Stored records
START

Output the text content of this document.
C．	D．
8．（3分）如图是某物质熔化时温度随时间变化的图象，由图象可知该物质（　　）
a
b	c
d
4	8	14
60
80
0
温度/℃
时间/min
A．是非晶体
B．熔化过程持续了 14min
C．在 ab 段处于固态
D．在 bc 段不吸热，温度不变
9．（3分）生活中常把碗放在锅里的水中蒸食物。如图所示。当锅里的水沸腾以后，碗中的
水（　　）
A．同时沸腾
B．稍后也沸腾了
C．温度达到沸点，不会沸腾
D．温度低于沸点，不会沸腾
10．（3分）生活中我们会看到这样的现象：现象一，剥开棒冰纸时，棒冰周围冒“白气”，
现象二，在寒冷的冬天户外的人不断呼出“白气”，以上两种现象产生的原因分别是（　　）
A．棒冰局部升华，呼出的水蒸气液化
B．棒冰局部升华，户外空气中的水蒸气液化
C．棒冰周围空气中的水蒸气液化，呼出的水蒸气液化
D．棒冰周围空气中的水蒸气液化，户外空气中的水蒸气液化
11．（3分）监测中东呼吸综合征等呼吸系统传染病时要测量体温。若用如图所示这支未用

END

Brief: Print the records above exactly as they appear.

Task solution:
Output the text content of this document.
C．	D．
8．（3分）如图是某物质熔化时温度随时间变化的图象，由图象可知该物质（　　）
a
b	c
d
4	8	14
60
80
0
温度/℃
时间/min
A．是非晶体
B．熔化过程持续了 14min
C．在 ab 段处于固态
D．在 bc 段不吸热，温度不变
9．（3分）生活中常把碗放在锅里的水中蒸食物。如图所示。当锅里的水沸腾以后，碗中的
水（　　）
A．同时沸腾
B．稍后也沸腾了
C．温度达到沸点，不会沸腾
D．温度低于沸点，不会沸腾
10．（3分）生活中我们会看到这样的现象：现象一，剥开棒冰纸时，棒冰周围冒“白气”，
现象二，在寒冷的冬天户外的人不断呼出“白气”，以上两种现象产生的原因分别是（　　）
A．棒冰局部升华，呼出的水蒸气液化
B．棒冰局部升华，户外空气中的水蒸气液化
C．棒冰周围空气中的水蒸气液化，呼出的水蒸气液化
D．棒冰周围空气中的水蒸气液化，户外空气中的水蒸气液化
11．（3分）监测中东呼吸综合征等呼吸系统传染病时要测量体温。若用如图所示这支未用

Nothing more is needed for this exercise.